» **What to work on**
Copy all lines in which the word "معنى" can be found.

» **Task inputs**

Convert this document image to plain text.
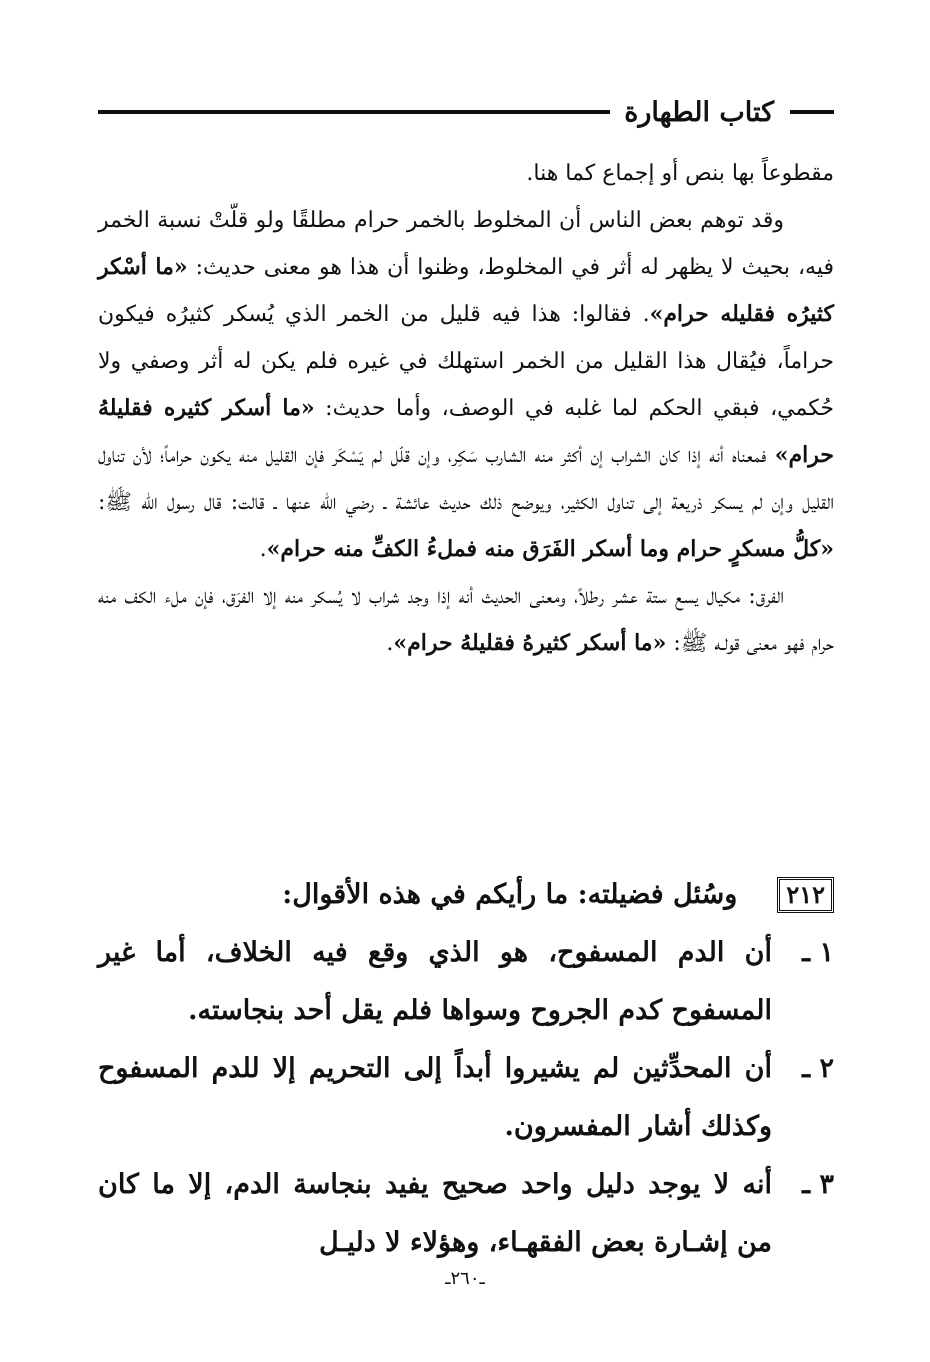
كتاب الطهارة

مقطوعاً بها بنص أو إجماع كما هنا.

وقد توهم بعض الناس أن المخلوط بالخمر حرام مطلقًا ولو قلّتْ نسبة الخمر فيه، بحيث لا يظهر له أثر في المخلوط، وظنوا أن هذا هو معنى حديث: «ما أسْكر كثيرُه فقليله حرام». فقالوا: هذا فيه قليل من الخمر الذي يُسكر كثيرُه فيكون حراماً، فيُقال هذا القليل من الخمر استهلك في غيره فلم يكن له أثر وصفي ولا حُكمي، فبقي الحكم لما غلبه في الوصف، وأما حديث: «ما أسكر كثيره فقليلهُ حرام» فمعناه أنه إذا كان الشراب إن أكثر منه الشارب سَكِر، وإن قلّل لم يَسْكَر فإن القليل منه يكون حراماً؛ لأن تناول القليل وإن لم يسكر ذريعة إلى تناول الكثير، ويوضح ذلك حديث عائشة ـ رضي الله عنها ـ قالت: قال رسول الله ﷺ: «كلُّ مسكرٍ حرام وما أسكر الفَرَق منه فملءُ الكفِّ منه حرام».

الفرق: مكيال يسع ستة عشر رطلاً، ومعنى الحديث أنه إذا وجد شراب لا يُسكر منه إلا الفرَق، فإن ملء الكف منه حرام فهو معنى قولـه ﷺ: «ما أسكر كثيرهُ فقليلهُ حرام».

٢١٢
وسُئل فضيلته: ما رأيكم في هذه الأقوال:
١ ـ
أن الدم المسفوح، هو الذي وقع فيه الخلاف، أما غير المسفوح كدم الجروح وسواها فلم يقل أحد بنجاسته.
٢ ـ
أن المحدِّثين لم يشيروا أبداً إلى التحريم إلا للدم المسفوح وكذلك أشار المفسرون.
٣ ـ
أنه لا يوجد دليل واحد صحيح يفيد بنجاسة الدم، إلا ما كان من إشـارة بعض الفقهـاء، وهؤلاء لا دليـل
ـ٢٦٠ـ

==

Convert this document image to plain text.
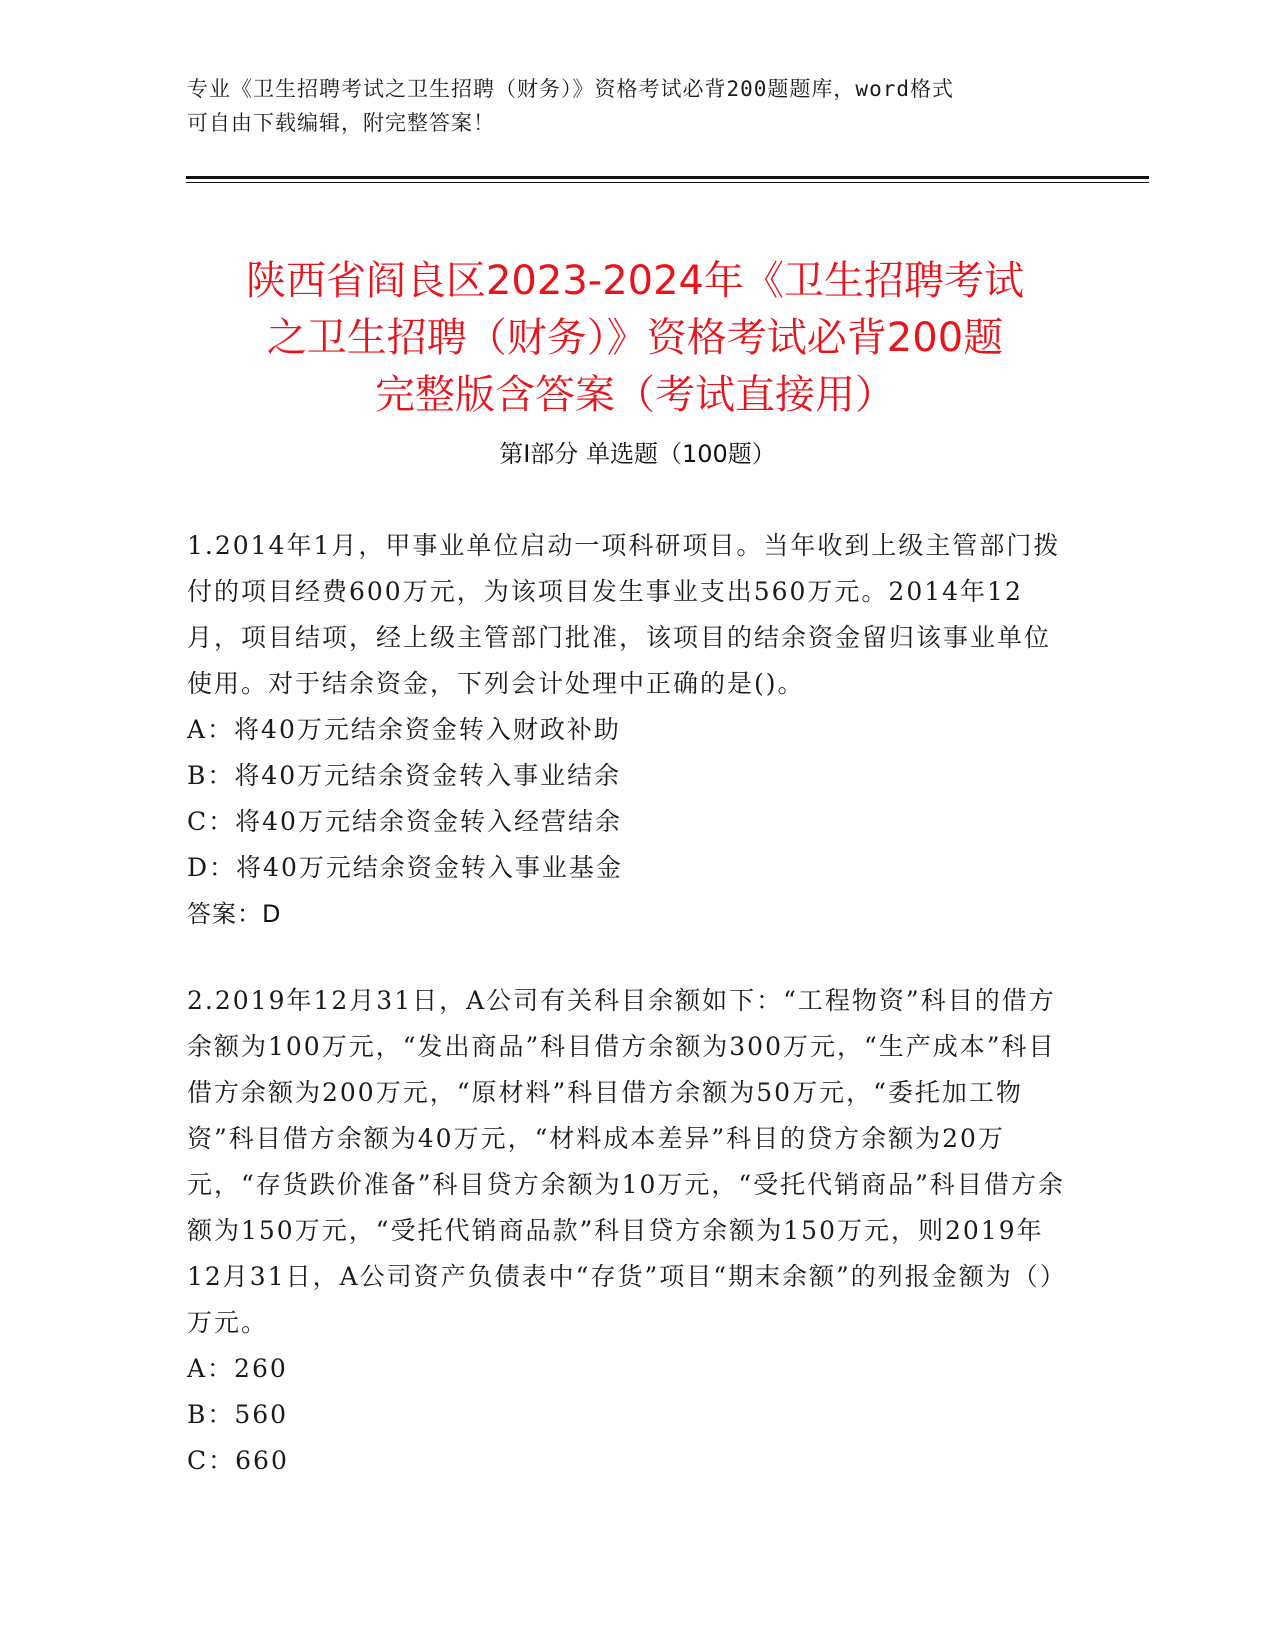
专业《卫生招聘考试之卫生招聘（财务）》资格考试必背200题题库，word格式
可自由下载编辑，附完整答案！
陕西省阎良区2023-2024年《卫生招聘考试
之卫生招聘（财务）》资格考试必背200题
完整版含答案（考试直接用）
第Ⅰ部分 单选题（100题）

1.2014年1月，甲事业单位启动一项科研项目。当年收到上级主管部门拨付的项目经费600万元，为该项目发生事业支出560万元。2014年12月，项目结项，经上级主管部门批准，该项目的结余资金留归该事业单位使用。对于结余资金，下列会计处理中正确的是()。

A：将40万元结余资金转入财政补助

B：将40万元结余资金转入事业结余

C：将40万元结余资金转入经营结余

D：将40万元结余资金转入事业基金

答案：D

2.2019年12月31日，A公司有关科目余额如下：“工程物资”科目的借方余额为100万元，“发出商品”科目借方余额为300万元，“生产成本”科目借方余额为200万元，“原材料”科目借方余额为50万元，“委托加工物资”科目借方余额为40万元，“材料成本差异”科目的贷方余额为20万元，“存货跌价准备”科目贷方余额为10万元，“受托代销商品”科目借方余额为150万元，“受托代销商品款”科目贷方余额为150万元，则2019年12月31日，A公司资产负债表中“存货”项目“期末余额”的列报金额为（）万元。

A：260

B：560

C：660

» **Answer below**
وقد توهم بعض الناس أن المخلوط بالخمر حرام مطلقًا ولو قلّتْ نسبة الخمر فيه، بحيث لا يظهر له أثر في المخلوط، وظنوا أن هذا هو معنى حديث: «ما أسْكر كثيرُه فقليله حرام». فقالوا: هذا فيه قليل من الخمر الذي يُسكر كثيرُه فيكون حراماً، فيُقال هذا القليل من الخمر استهلك في غيره فلم يكن له أثر وصفي ولا حُكمي، فبقي الحكم لما غلبه في الوصف، وأما حديث: «ما أسكر كثيره فقليلهُ حرام» فمعناه أنه إذا كان الشراب إن أكثر منه الشارب سَكِر، وإن قلّل لم يَسْكَر فإن القليل منه يكون حراماً؛ لأن تناول القليل وإن لم يسكر ذريعة إلى تناول الكثير، ويوضح ذلك حديث عائشة ـ رضي الله عنها ـ قالت: قال رسول الله ﷺ: «كلُّ مسكرٍ حرام وما أسكر الفَرَق منه فملءُ الكفِّ منه حرام».
الفرق: مكيال يسع ستة عشر رطلاً، ومعنى الحديث أنه إذا وجد شراب لا يُسكر منه إلا الفرَق، فإن ملء الكف منه حرام فهو معنى قولـه ﷺ: «ما أسكر كثيرهُ فقليلهُ حرام».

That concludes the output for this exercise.